Begin

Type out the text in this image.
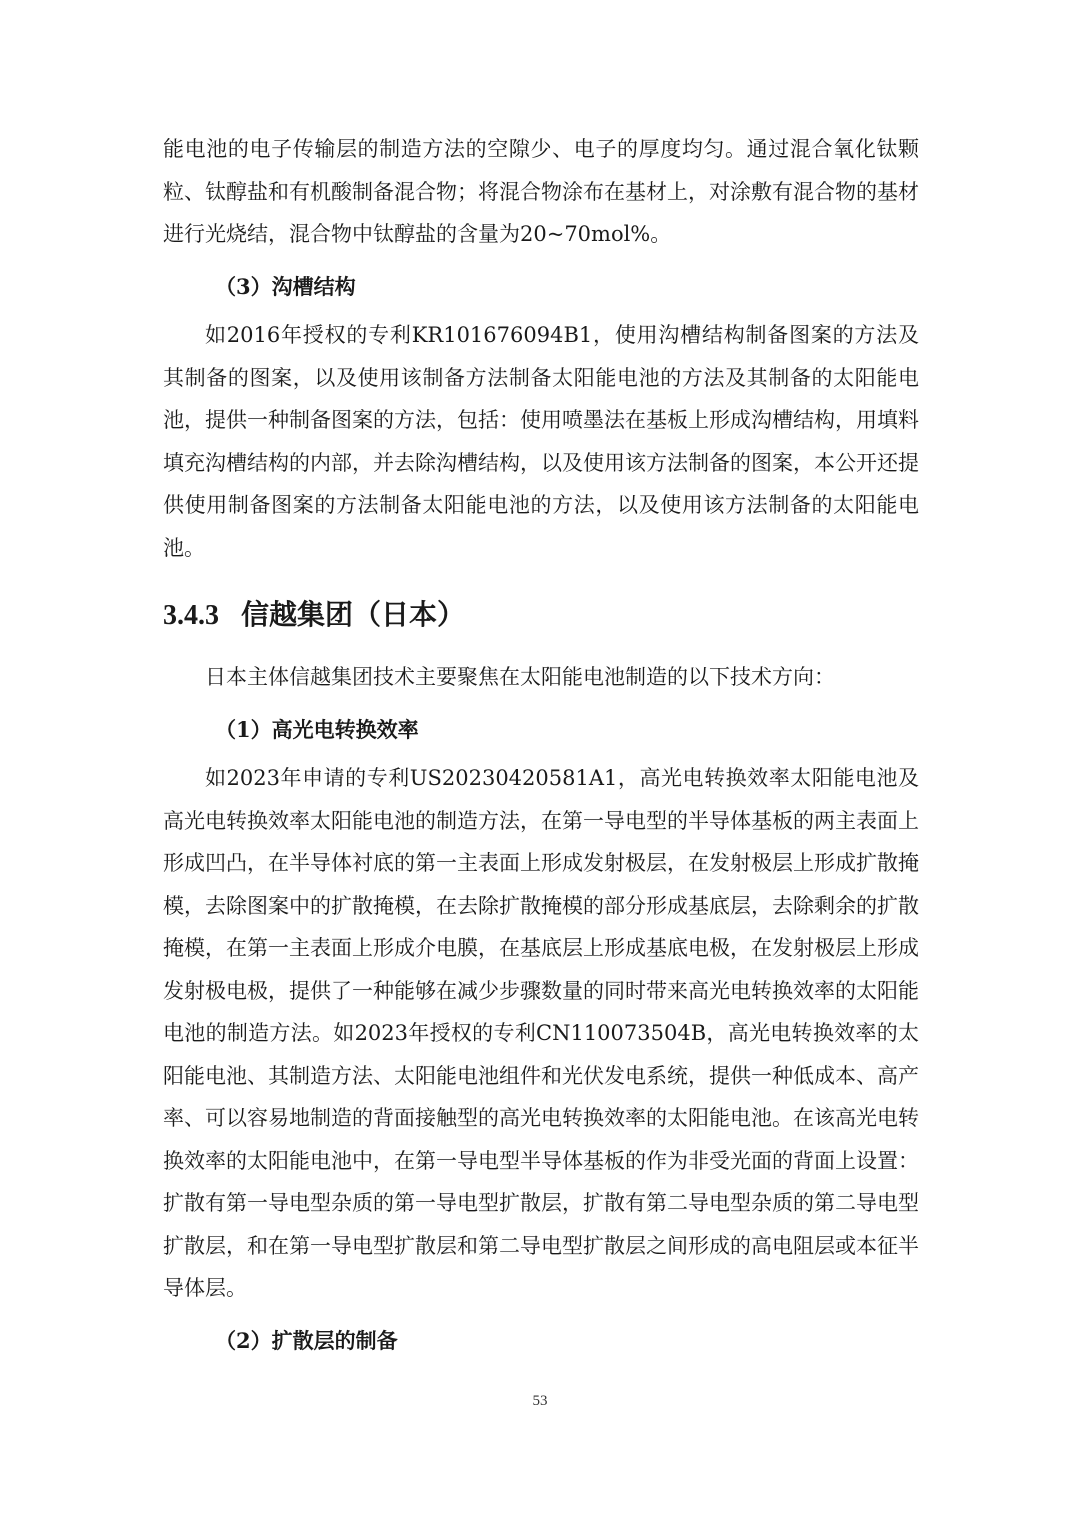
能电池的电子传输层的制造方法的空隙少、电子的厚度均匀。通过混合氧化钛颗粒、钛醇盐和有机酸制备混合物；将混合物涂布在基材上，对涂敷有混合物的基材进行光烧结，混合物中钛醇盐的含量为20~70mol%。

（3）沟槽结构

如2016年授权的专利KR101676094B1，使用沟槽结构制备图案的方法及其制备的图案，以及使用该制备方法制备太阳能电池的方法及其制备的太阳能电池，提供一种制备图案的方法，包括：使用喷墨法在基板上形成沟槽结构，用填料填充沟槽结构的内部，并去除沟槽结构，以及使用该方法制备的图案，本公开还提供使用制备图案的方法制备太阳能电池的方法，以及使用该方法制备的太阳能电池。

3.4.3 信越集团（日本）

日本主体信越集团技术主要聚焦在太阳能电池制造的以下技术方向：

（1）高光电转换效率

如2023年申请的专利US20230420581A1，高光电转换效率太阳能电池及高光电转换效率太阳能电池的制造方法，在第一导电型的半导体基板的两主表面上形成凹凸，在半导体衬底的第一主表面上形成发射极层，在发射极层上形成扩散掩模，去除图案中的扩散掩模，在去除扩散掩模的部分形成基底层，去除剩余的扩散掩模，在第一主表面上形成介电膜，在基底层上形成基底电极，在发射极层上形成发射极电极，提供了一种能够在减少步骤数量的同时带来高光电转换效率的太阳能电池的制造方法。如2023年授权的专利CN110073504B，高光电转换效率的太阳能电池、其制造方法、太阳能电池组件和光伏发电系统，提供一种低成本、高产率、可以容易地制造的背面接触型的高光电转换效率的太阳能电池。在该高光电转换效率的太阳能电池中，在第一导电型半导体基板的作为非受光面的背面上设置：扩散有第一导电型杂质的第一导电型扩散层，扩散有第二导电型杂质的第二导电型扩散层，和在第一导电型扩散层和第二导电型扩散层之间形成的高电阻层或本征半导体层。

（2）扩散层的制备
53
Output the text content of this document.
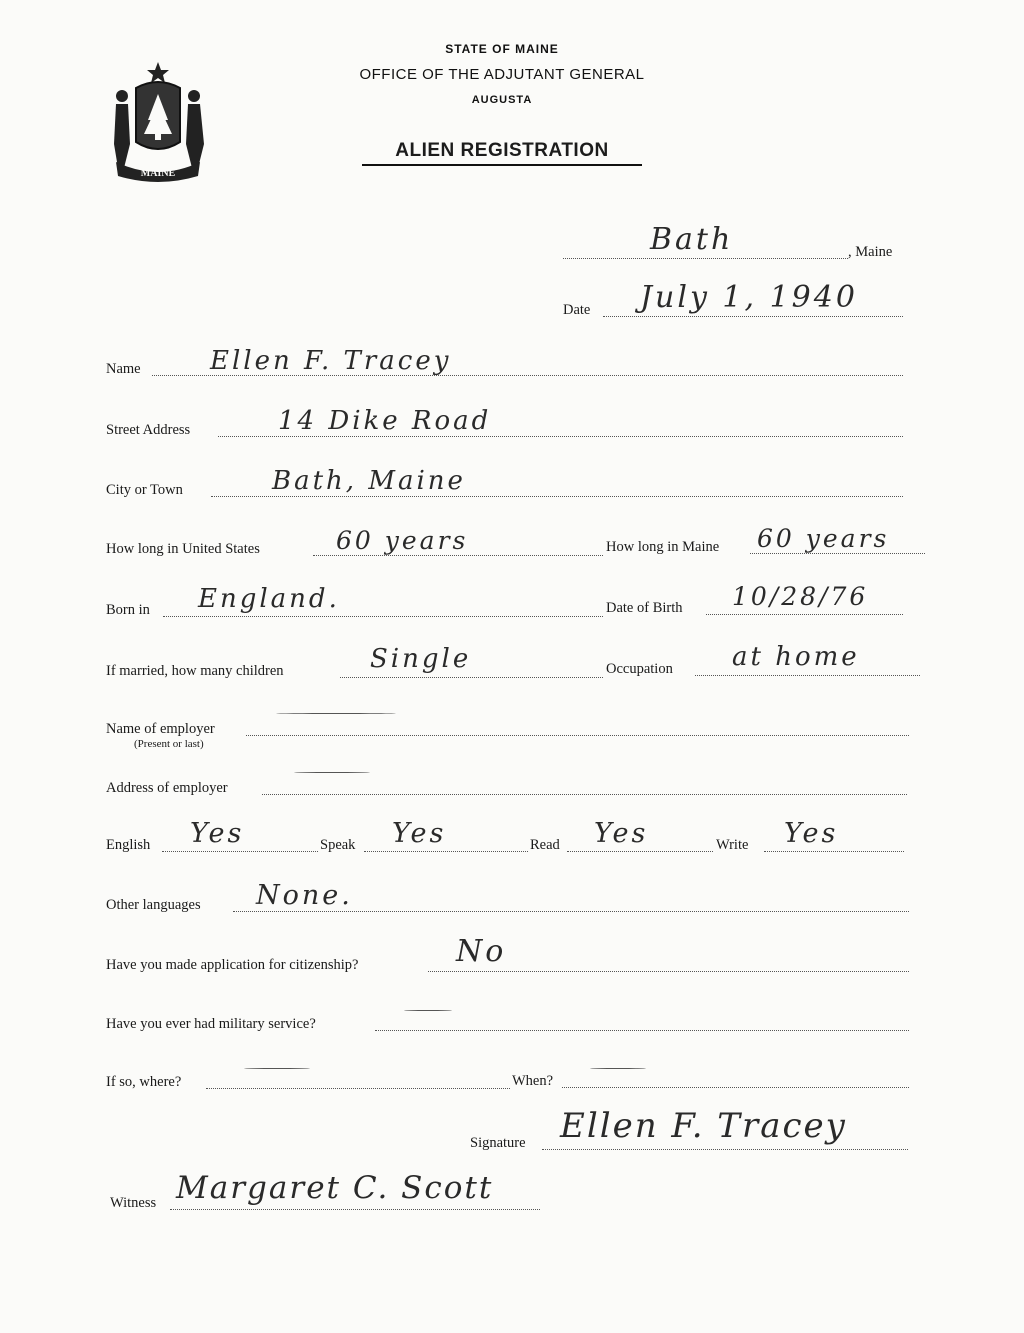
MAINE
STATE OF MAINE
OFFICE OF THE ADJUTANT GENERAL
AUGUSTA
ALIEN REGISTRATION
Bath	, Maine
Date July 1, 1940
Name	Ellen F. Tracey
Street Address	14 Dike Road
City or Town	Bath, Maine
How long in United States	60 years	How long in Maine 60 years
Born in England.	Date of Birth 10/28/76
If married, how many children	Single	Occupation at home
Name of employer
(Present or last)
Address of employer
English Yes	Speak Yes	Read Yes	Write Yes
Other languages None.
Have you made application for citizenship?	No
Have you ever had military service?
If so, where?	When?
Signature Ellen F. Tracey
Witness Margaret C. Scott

End

→ DIRECTIONS FOR THIS TASK
Repeat the material above word for word, please, apart from its images.

→ RESULT FOR THIS EXERCISE
Type out the text in this image.
能电池的电子传输层的制造方法的空隙少、电子的厚度均匀。通过混合氧化钛颗粒、钛醇盐和有机酸制备混合物；将混合物涂布在基材上，对涂敷有混合物的基材进行光烧结，混合物中钛醇盐的含量为20~70mol%。

（3）沟槽结构

如2016年授权的专利KR101676094B1，使用沟槽结构制备图案的方法及其制备的图案，以及使用该制备方法制备太阳能电池的方法及其制备的太阳能电池，提供一种制备图案的方法，包括：使用喷墨法在基板上形成沟槽结构，用填料填充沟槽结构的内部，并去除沟槽结构，以及使用该方法制备的图案，本公开还提供使用制备图案的方法制备太阳能电池的方法，以及使用该方法制备的太阳能电池。

3.4.3 信越集团（日本）

日本主体信越集团技术主要聚焦在太阳能电池制造的以下技术方向：

（1）高光电转换效率

如2023年申请的专利US20230420581A1，高光电转换效率太阳能电池及高光电转换效率太阳能电池的制造方法，在第一导电型的半导体基板的两主表面上形成凹凸，在半导体衬底的第一主表面上形成发射极层，在发射极层上形成扩散掩模，去除图案中的扩散掩模，在去除扩散掩模的部分形成基底层，去除剩余的扩散掩模，在第一主表面上形成介电膜，在基底层上形成基底电极，在发射极层上形成发射极电极，提供了一种能够在减少步骤数量的同时带来高光电转换效率的太阳能电池的制造方法。如2023年授权的专利CN110073504B，高光电转换效率的太阳能电池、其制造方法、太阳能电池组件和光伏发电系统，提供一种低成本、高产率、可以容易地制造的背面接触型的高光电转换效率的太阳能电池。在该高光电转换效率的太阳能电池中，在第一导电型半导体基板的作为非受光面的背面上设置：扩散有第一导电型杂质的第一导电型扩散层，扩散有第二导电型杂质的第二导电型扩散层，和在第一导电型扩散层和第二导电型扩散层之间形成的高电阻层或本征半导体层。

（2）扩散层的制备
53
Output the text content of this document.
MAINE
STATE OF MAINE
OFFICE OF THE ADJUTANT GENERAL
AUGUSTA
ALIEN REGISTRATION
Bath	, Maine
Date July 1, 1940
Name	Ellen F. Tracey
Street Address	14 Dike Road
City or Town	Bath, Maine
How long in United States	60 years	How long in Maine 60 years
Born in England.	Date of Birth 10/28/76
If married, how many children	Single	Occupation at home
Name of employer
(Present or last)
Address of employer
English Yes	Speak Yes	Read Yes	Write Yes
Other languages None.
Have you made application for citizenship?	No
Have you ever had military service?
If so, where?	When?
Signature Ellen F. Tracey
Witness Margaret C. Scott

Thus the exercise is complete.